___ GIVEN ENTRIES ___
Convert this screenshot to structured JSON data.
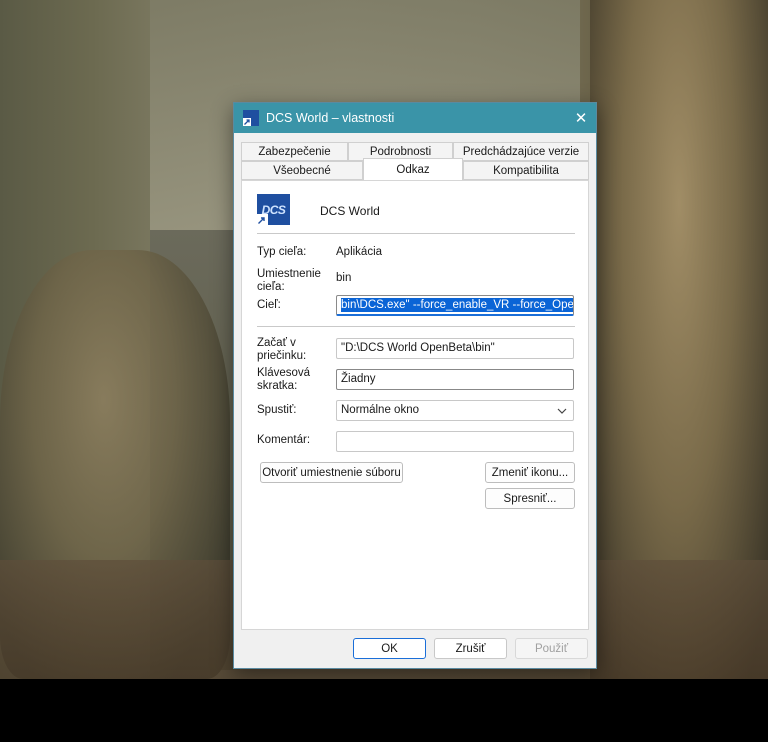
{
  "window": {
    "title": "DCS World – vlastnosti",
    "close_glyph": "✕"
  },
  "tabs": {
    "row1": [
      "Zabezpečenie",
      "Podrobnosti",
      "Predchádzajúce verzie"
    ],
    "row2": [
      "Všeobecné",
      "Odkaz",
      "Kompatibilita"
    ],
    "active": "Odkaz"
  },
  "shortcut": {
    "icon_text": "DCS",
    "app_name": "DCS World",
    "target_type_label": "Typ cieľa:",
    "target_type_value": "Aplikácia",
    "target_location_label": "Umiestnenie cieľa:",
    "target_location_value": "bin",
    "target_label": "Cieľ:",
    "target_value": "bin\\DCS.exe\" --force_enable_VR --force_OpenXR",
    "start_in_label": "Začať v priečinku:",
    "start_in_value": "\"D:\\DCS World OpenBeta\\bin\"",
    "hotkey_label": "Klávesová skratka:",
    "hotkey_value": "Žiadny",
    "run_label": "Spustiť:",
    "run_value": "Normálne okno",
    "comment_label": "Komentár:",
    "comment_value": "",
    "open_location_button": "Otvoriť umiestnenie súboru",
    "change_icon_button": "Zmeniť ikonu...",
    "advanced_button": "Spresniť..."
  },
  "footer": {
    "ok": "OK",
    "cancel": "Zrušiť",
    "apply": "Použiť"
  },
  "colors": {
    "titlebar": "#3a94a8",
    "accent": "#1a6ed8",
    "selection": "#0a64d6"
  }
}
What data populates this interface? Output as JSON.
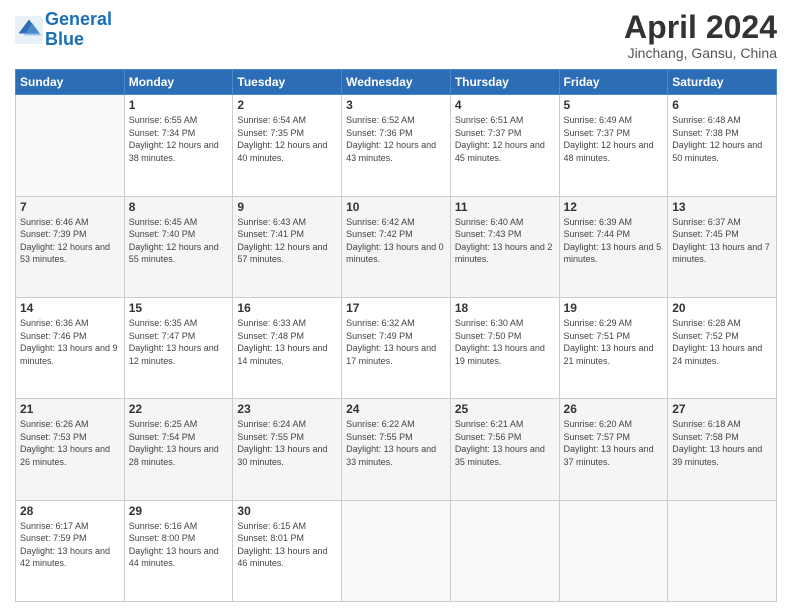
{
  "header": {
    "logo_general": "General",
    "logo_blue": "Blue",
    "title": "April 2024",
    "location": "Jinchang, Gansu, China"
  },
  "weekdays": [
    "Sunday",
    "Monday",
    "Tuesday",
    "Wednesday",
    "Thursday",
    "Friday",
    "Saturday"
  ],
  "weeks": [
    [
      {
        "day": "",
        "sunrise": "",
        "sunset": "",
        "daylight": ""
      },
      {
        "day": "1",
        "sunrise": "Sunrise: 6:55 AM",
        "sunset": "Sunset: 7:34 PM",
        "daylight": "Daylight: 12 hours and 38 minutes."
      },
      {
        "day": "2",
        "sunrise": "Sunrise: 6:54 AM",
        "sunset": "Sunset: 7:35 PM",
        "daylight": "Daylight: 12 hours and 40 minutes."
      },
      {
        "day": "3",
        "sunrise": "Sunrise: 6:52 AM",
        "sunset": "Sunset: 7:36 PM",
        "daylight": "Daylight: 12 hours and 43 minutes."
      },
      {
        "day": "4",
        "sunrise": "Sunrise: 6:51 AM",
        "sunset": "Sunset: 7:37 PM",
        "daylight": "Daylight: 12 hours and 45 minutes."
      },
      {
        "day": "5",
        "sunrise": "Sunrise: 6:49 AM",
        "sunset": "Sunset: 7:37 PM",
        "daylight": "Daylight: 12 hours and 48 minutes."
      },
      {
        "day": "6",
        "sunrise": "Sunrise: 6:48 AM",
        "sunset": "Sunset: 7:38 PM",
        "daylight": "Daylight: 12 hours and 50 minutes."
      }
    ],
    [
      {
        "day": "7",
        "sunrise": "Sunrise: 6:46 AM",
        "sunset": "Sunset: 7:39 PM",
        "daylight": "Daylight: 12 hours and 53 minutes."
      },
      {
        "day": "8",
        "sunrise": "Sunrise: 6:45 AM",
        "sunset": "Sunset: 7:40 PM",
        "daylight": "Daylight: 12 hours and 55 minutes."
      },
      {
        "day": "9",
        "sunrise": "Sunrise: 6:43 AM",
        "sunset": "Sunset: 7:41 PM",
        "daylight": "Daylight: 12 hours and 57 minutes."
      },
      {
        "day": "10",
        "sunrise": "Sunrise: 6:42 AM",
        "sunset": "Sunset: 7:42 PM",
        "daylight": "Daylight: 13 hours and 0 minutes."
      },
      {
        "day": "11",
        "sunrise": "Sunrise: 6:40 AM",
        "sunset": "Sunset: 7:43 PM",
        "daylight": "Daylight: 13 hours and 2 minutes."
      },
      {
        "day": "12",
        "sunrise": "Sunrise: 6:39 AM",
        "sunset": "Sunset: 7:44 PM",
        "daylight": "Daylight: 13 hours and 5 minutes."
      },
      {
        "day": "13",
        "sunrise": "Sunrise: 6:37 AM",
        "sunset": "Sunset: 7:45 PM",
        "daylight": "Daylight: 13 hours and 7 minutes."
      }
    ],
    [
      {
        "day": "14",
        "sunrise": "Sunrise: 6:36 AM",
        "sunset": "Sunset: 7:46 PM",
        "daylight": "Daylight: 13 hours and 9 minutes."
      },
      {
        "day": "15",
        "sunrise": "Sunrise: 6:35 AM",
        "sunset": "Sunset: 7:47 PM",
        "daylight": "Daylight: 13 hours and 12 minutes."
      },
      {
        "day": "16",
        "sunrise": "Sunrise: 6:33 AM",
        "sunset": "Sunset: 7:48 PM",
        "daylight": "Daylight: 13 hours and 14 minutes."
      },
      {
        "day": "17",
        "sunrise": "Sunrise: 6:32 AM",
        "sunset": "Sunset: 7:49 PM",
        "daylight": "Daylight: 13 hours and 17 minutes."
      },
      {
        "day": "18",
        "sunrise": "Sunrise: 6:30 AM",
        "sunset": "Sunset: 7:50 PM",
        "daylight": "Daylight: 13 hours and 19 minutes."
      },
      {
        "day": "19",
        "sunrise": "Sunrise: 6:29 AM",
        "sunset": "Sunset: 7:51 PM",
        "daylight": "Daylight: 13 hours and 21 minutes."
      },
      {
        "day": "20",
        "sunrise": "Sunrise: 6:28 AM",
        "sunset": "Sunset: 7:52 PM",
        "daylight": "Daylight: 13 hours and 24 minutes."
      }
    ],
    [
      {
        "day": "21",
        "sunrise": "Sunrise: 6:26 AM",
        "sunset": "Sunset: 7:53 PM",
        "daylight": "Daylight: 13 hours and 26 minutes."
      },
      {
        "day": "22",
        "sunrise": "Sunrise: 6:25 AM",
        "sunset": "Sunset: 7:54 PM",
        "daylight": "Daylight: 13 hours and 28 minutes."
      },
      {
        "day": "23",
        "sunrise": "Sunrise: 6:24 AM",
        "sunset": "Sunset: 7:55 PM",
        "daylight": "Daylight: 13 hours and 30 minutes."
      },
      {
        "day": "24",
        "sunrise": "Sunrise: 6:22 AM",
        "sunset": "Sunset: 7:55 PM",
        "daylight": "Daylight: 13 hours and 33 minutes."
      },
      {
        "day": "25",
        "sunrise": "Sunrise: 6:21 AM",
        "sunset": "Sunset: 7:56 PM",
        "daylight": "Daylight: 13 hours and 35 minutes."
      },
      {
        "day": "26",
        "sunrise": "Sunrise: 6:20 AM",
        "sunset": "Sunset: 7:57 PM",
        "daylight": "Daylight: 13 hours and 37 minutes."
      },
      {
        "day": "27",
        "sunrise": "Sunrise: 6:18 AM",
        "sunset": "Sunset: 7:58 PM",
        "daylight": "Daylight: 13 hours and 39 minutes."
      }
    ],
    [
      {
        "day": "28",
        "sunrise": "Sunrise: 6:17 AM",
        "sunset": "Sunset: 7:59 PM",
        "daylight": "Daylight: 13 hours and 42 minutes."
      },
      {
        "day": "29",
        "sunrise": "Sunrise: 6:16 AM",
        "sunset": "Sunset: 8:00 PM",
        "daylight": "Daylight: 13 hours and 44 minutes."
      },
      {
        "day": "30",
        "sunrise": "Sunrise: 6:15 AM",
        "sunset": "Sunset: 8:01 PM",
        "daylight": "Daylight: 13 hours and 46 minutes."
      },
      {
        "day": "",
        "sunrise": "",
        "sunset": "",
        "daylight": ""
      },
      {
        "day": "",
        "sunrise": "",
        "sunset": "",
        "daylight": ""
      },
      {
        "day": "",
        "sunrise": "",
        "sunset": "",
        "daylight": ""
      },
      {
        "day": "",
        "sunrise": "",
        "sunset": "",
        "daylight": ""
      }
    ]
  ]
}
___
Gather each line from the entries above that includes the word "this".

### [FINAL RESULT]
Convert this screenshot to structured JSON data.
What data populates this interface? Output as JSON.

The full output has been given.